**AIM OF THE TASK**
Pick out each line of the records that includes the string "JSON", and copy it.

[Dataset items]
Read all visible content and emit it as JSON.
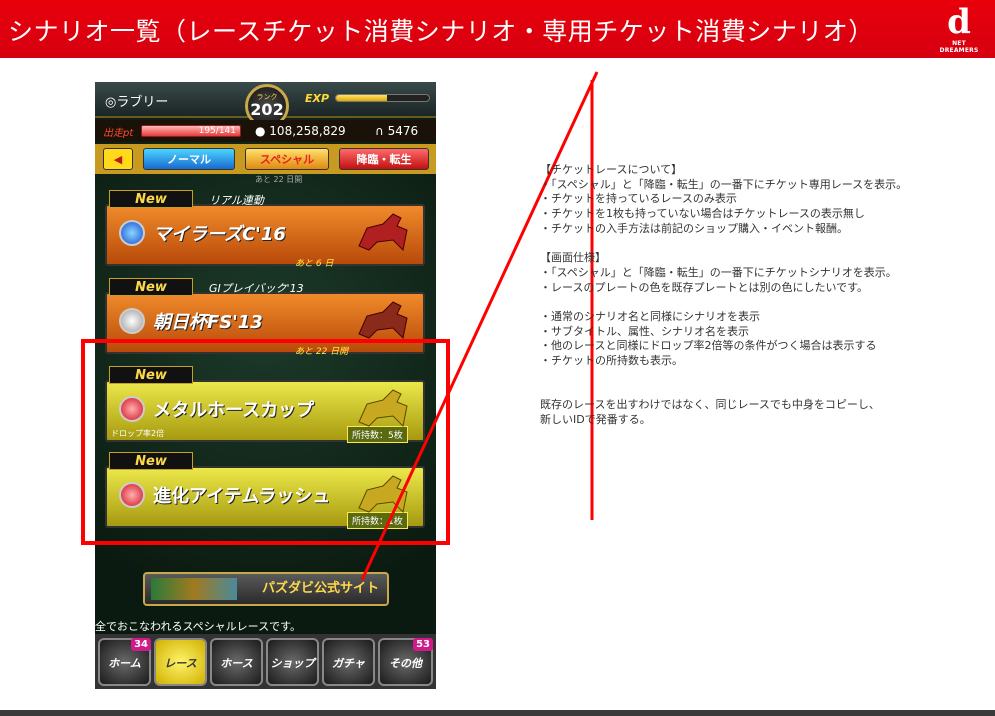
{
  "header": {
    "title": "シナリオ一覧（レースチケット消費シナリオ・専用チケット消費シナリオ）",
    "logo_text": "NET DREAMERS",
    "logo_mark": "d",
    "color": "#e8000b"
  },
  "phone": {
    "status": {
      "name": "◎ラブリー",
      "rank_label": "ランク",
      "rank": "202",
      "exp_label": "EXP",
      "exp_fraction": 0.55,
      "pt_label": "出走pt",
      "pt_value": "195/141",
      "money": "108,258,829",
      "tickets": "5476"
    },
    "tabs": {
      "back": "◀",
      "normal": "ノーマル",
      "special": "スペシャル",
      "kourin": "降臨・転生"
    },
    "cut_text": "あと 22 日開",
    "races": [
      {
        "new": "New",
        "sub": "リアル連動",
        "name": "マイラーズC'16",
        "days": "あと 6 日",
        "orb": "blue",
        "drop": "",
        "owned": ""
      },
      {
        "new": "New",
        "sub": "GIプレイバック'13",
        "name": "朝日杯FS'13",
        "days": "あと 22 日開",
        "orb": "white",
        "drop": "",
        "owned": ""
      },
      {
        "new": "New",
        "sub": "",
        "name": "メタルホースカップ",
        "days": "",
        "orb": "red",
        "drop": "ドロップ率2倍",
        "owned": "所持数：5枚"
      },
      {
        "new": "New",
        "sub": "",
        "name": "進化アイテムラッシュ",
        "days": "",
        "orb": "red",
        "drop": "",
        "owned": "所持数：1枚"
      }
    ],
    "banner": "パズダビ公式サイト",
    "ticker": "全でおこなわれるスペシャルレースです。",
    "nav": [
      {
        "label": "ホーム",
        "badge": "34"
      },
      {
        "label": "レース",
        "badge": ""
      },
      {
        "label": "ホース",
        "badge": ""
      },
      {
        "label": "ショップ",
        "badge": ""
      },
      {
        "label": "ガチャ",
        "badge": ""
      },
      {
        "label": "その他",
        "badge": "53"
      }
    ]
  },
  "notes": [
    "【チケットレースについて】",
    "・「スペシャル」と「降臨・転生」の一番下にチケット専用レースを表示。",
    "・チケットを持っているレースのみ表示",
    "・チケットを1枚も持っていない場合はチケットレースの表示無し",
    "・チケットの入手方法は前記のショップ購入・イベント報酬。",
    "",
    "【画面仕様】",
    "・「スペシャル」と「降臨・転生」の一番下にチケットシナリオを表示。",
    "・レースのプレートの色を既存プレートとは別の色にしたいです。",
    "",
    "・通常のシナリオ名と同様にシナリオを表示",
    "・サブタイトル、属性、シナリオ名を表示",
    "・他のレースと同様にドロップ率2倍等の条件がつく場合は表示する",
    "・チケットの所持数も表示。",
    "",
    "",
    "既存のレースを出すわけではなく、同じレースでも中身をコピーし、",
    "新しいIDで発番する。"
  ],
  "annotation_color": "#ff0000"
}
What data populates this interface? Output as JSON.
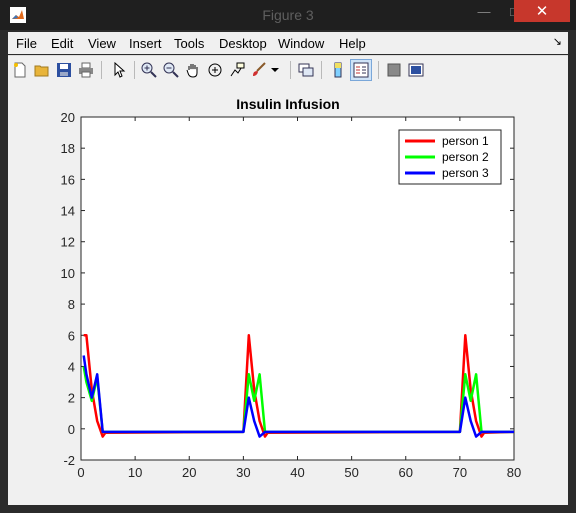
{
  "window": {
    "title": "Figure 3"
  },
  "menu": [
    "File",
    "Edit",
    "View",
    "Insert",
    "Tools",
    "Desktop",
    "Window",
    "Help"
  ],
  "toolbar": {
    "icons": [
      "new-figure-icon",
      "open-file-icon",
      "save-icon",
      "print-icon",
      "pointer-icon",
      "zoom-in-icon",
      "zoom-out-icon",
      "pan-icon",
      "rotate-3d-icon",
      "data-cursor-icon",
      "brush-icon",
      "brush-dropdown-icon",
      "link-plot-icon",
      "colorbar-icon",
      "legend-icon",
      "hide-plot-tools-icon",
      "show-plot-tools-icon"
    ]
  },
  "chart_data": {
    "type": "line",
    "title": "Insulin Infusion",
    "xlabel": "",
    "ylabel": "",
    "xlim": [
      0,
      80
    ],
    "ylim": [
      -2,
      20
    ],
    "xticks": [
      0,
      10,
      20,
      30,
      40,
      50,
      60,
      70,
      80
    ],
    "yticks": [
      -2,
      0,
      2,
      4,
      6,
      8,
      10,
      12,
      14,
      16,
      18,
      20
    ],
    "legend_position": "top-right",
    "series": [
      {
        "name": "person 1",
        "color": "#ff0000",
        "x": [
          0.5,
          1,
          2,
          3,
          4,
          4.5,
          30,
          31,
          32,
          33,
          34,
          34.5,
          70,
          71,
          72,
          73,
          74,
          74.5,
          80
        ],
        "y": [
          6,
          6,
          2.5,
          0.5,
          -0.5,
          -0.25,
          -0.2,
          6,
          2.5,
          0.5,
          -0.5,
          -0.25,
          -0.2,
          6,
          2.5,
          0.5,
          -0.5,
          -0.25,
          -0.2
        ]
      },
      {
        "name": "person 2",
        "color": "#00ff00",
        "x": [
          0.5,
          1,
          2,
          3,
          4,
          30,
          31,
          32,
          33,
          34,
          70,
          71,
          72,
          73,
          74,
          80
        ],
        "y": [
          4,
          3,
          1.8,
          3.3,
          -0.2,
          -0.2,
          3.5,
          1.8,
          3.5,
          -0.2,
          -0.2,
          3.5,
          1.8,
          3.5,
          -0.2,
          -0.2
        ]
      },
      {
        "name": "person 3",
        "color": "#0000ff",
        "x": [
          0.5,
          1,
          2,
          3,
          4,
          30,
          31,
          32,
          33,
          34,
          70,
          71,
          72,
          73,
          74,
          80
        ],
        "y": [
          4.7,
          3.5,
          2,
          3.5,
          -0.2,
          -0.2,
          2,
          0.5,
          -0.5,
          -0.2,
          -0.2,
          2,
          0.5,
          -0.5,
          -0.2,
          -0.2
        ]
      }
    ]
  }
}
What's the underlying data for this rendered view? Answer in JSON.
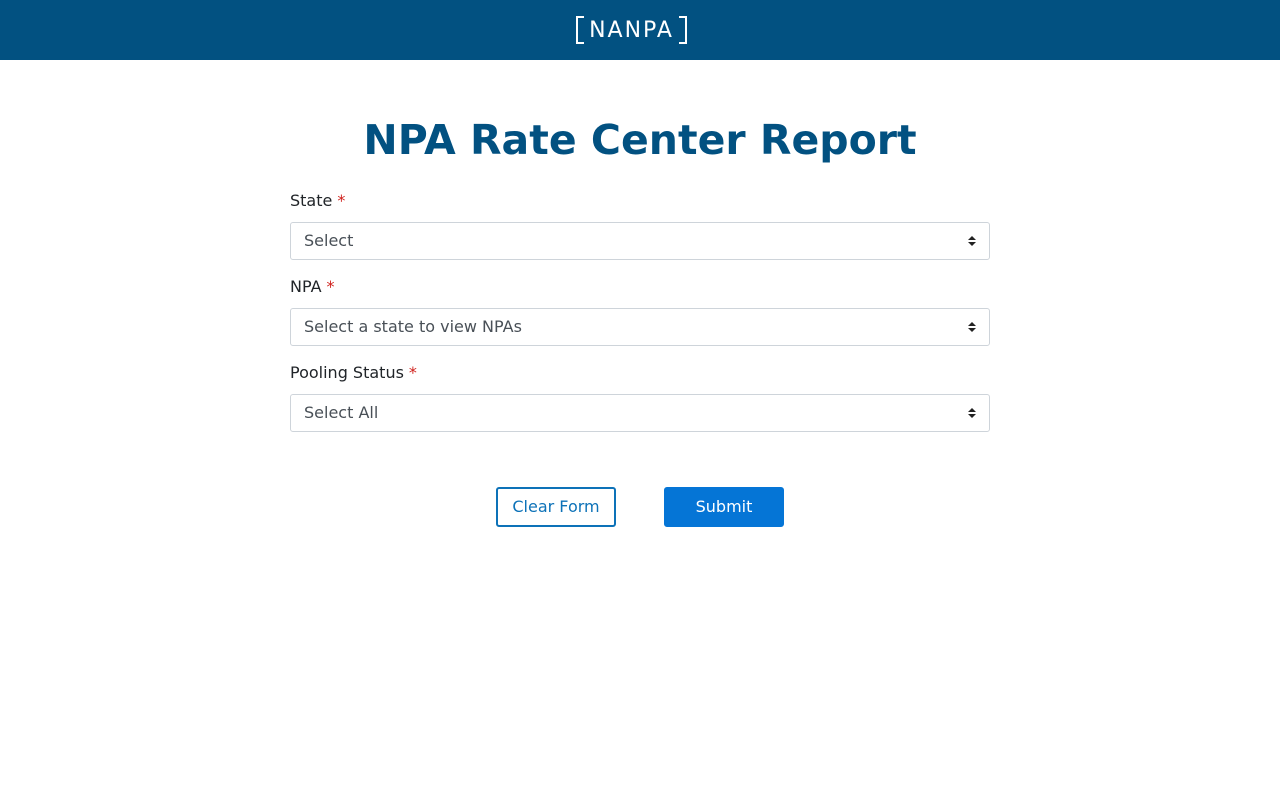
{
  "header": {
    "logo_text": "NANPA",
    "brand_color": "#025181"
  },
  "page": {
    "title": "NPA Rate Center Report"
  },
  "form": {
    "required_marker": "*",
    "state": {
      "label": "State",
      "value": "Select"
    },
    "npa": {
      "label": "NPA",
      "value": "Select a state to view NPAs"
    },
    "pooling_status": {
      "label": "Pooling Status",
      "value": "Select All"
    },
    "clear_label": "Clear Form",
    "submit_label": "Submit"
  },
  "colors": {
    "required": "#d0211c",
    "primary_button": "#0575d6",
    "outline_button": "#0d72b8"
  }
}
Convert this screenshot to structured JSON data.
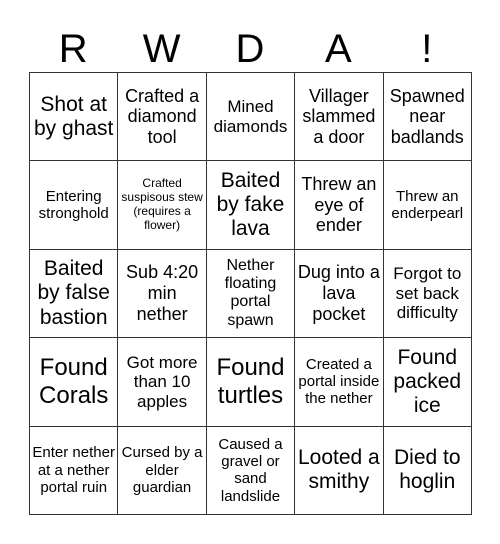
{
  "title_letters": [
    "R",
    "W",
    "D",
    "A",
    "!"
  ],
  "board": {
    "rows": [
      [
        {
          "text": "Shot at by ghast",
          "size": "s-l"
        },
        {
          "text": "Crafted a diamond tool",
          "size": "s-m"
        },
        {
          "text": "Mined diamonds",
          "size": "s-ms"
        },
        {
          "text": "Villager slammed a door",
          "size": "s-m"
        },
        {
          "text": "Spawned near badlands",
          "size": "s-m"
        }
      ],
      [
        {
          "text": "Entering stronghold",
          "size": "s-xs"
        },
        {
          "text": "Crafted suspisous stew (requires a flower)",
          "size": "s-xxs"
        },
        {
          "text": "Baited by fake lava",
          "size": "s-l"
        },
        {
          "text": "Threw an eye of ender",
          "size": "s-m"
        },
        {
          "text": "Threw an enderpearl",
          "size": "s-xs"
        }
      ],
      [
        {
          "text": "Baited by false bastion",
          "size": "s-l"
        },
        {
          "text": "Sub 4:20 min nether",
          "size": "s-m"
        },
        {
          "text": "Nether floating portal spawn",
          "size": "s-s"
        },
        {
          "text": "Dug into a lava pocket",
          "size": "s-m"
        },
        {
          "text": "Forgot to set back difficulty",
          "size": "s-ms"
        }
      ],
      [
        {
          "text": "Found Corals",
          "size": "s-xl"
        },
        {
          "text": "Got more than 10 apples",
          "size": "s-ms"
        },
        {
          "text": "Found turtles",
          "size": "s-xl"
        },
        {
          "text": "Created a portal inside the nether",
          "size": "s-xs"
        },
        {
          "text": "Found packed ice",
          "size": "s-l"
        }
      ],
      [
        {
          "text": "Enter nether at a nether portal ruin",
          "size": "s-xs"
        },
        {
          "text": "Cursed by a elder guardian",
          "size": "s-xs"
        },
        {
          "text": "Caused a gravel or sand landslide",
          "size": "s-xs"
        },
        {
          "text": "Looted a smithy",
          "size": "s-l"
        },
        {
          "text": "Died to hoglin",
          "size": "s-l"
        }
      ]
    ]
  }
}
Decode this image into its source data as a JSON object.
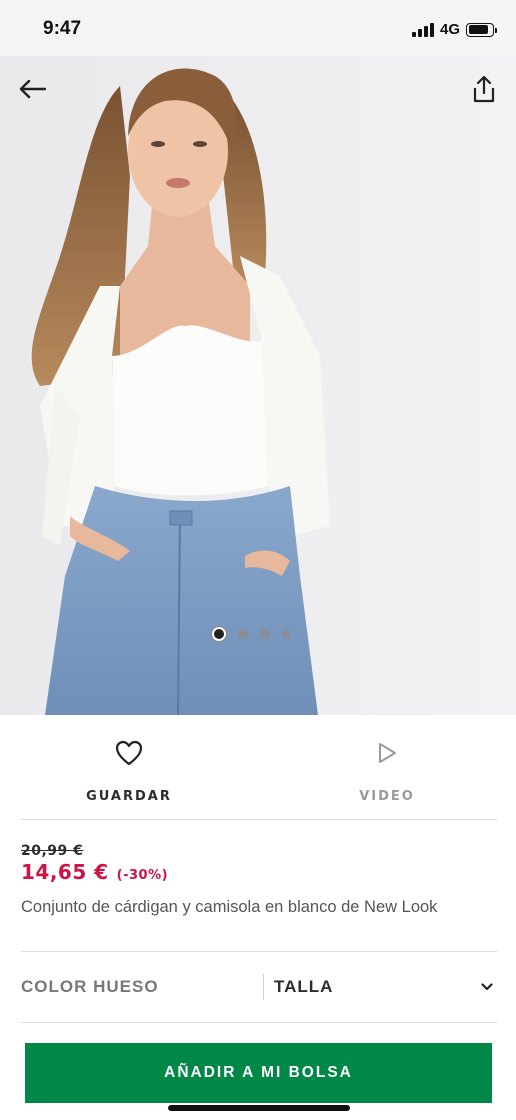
{
  "status_bar": {
    "time": "9:47",
    "network": "4G",
    "battery_level": 0.85
  },
  "hero": {
    "icons": {
      "back": "arrow-left-icon",
      "share": "share-icon"
    },
    "carousel": {
      "total": 4,
      "active_index": 1
    }
  },
  "actions": {
    "save_label": "GUARDAR",
    "video_label": "VIDEO"
  },
  "product": {
    "price_old": "20,99 €",
    "price_new": "14,65 €",
    "discount": "(-30%)",
    "title": "Conjunto de cárdigan y camisola en blanco de New Look"
  },
  "selectors": {
    "color_label": "COLOR HUESO",
    "size_label": "TALLA"
  },
  "cta": {
    "label": "AÑADIR A MI BOLSA"
  },
  "colors": {
    "price_accent": "#d01345",
    "cta_green": "#018849"
  }
}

**EXERCISE RESULT**
Read all visible content and emit it as JSON.
What data populates this interface? Output as JSON.
What's the underlying data for this rendered view? Answer in JSON.
Convert this screenshot to structured JSON data.
Decode this image into its source data as a JSON object.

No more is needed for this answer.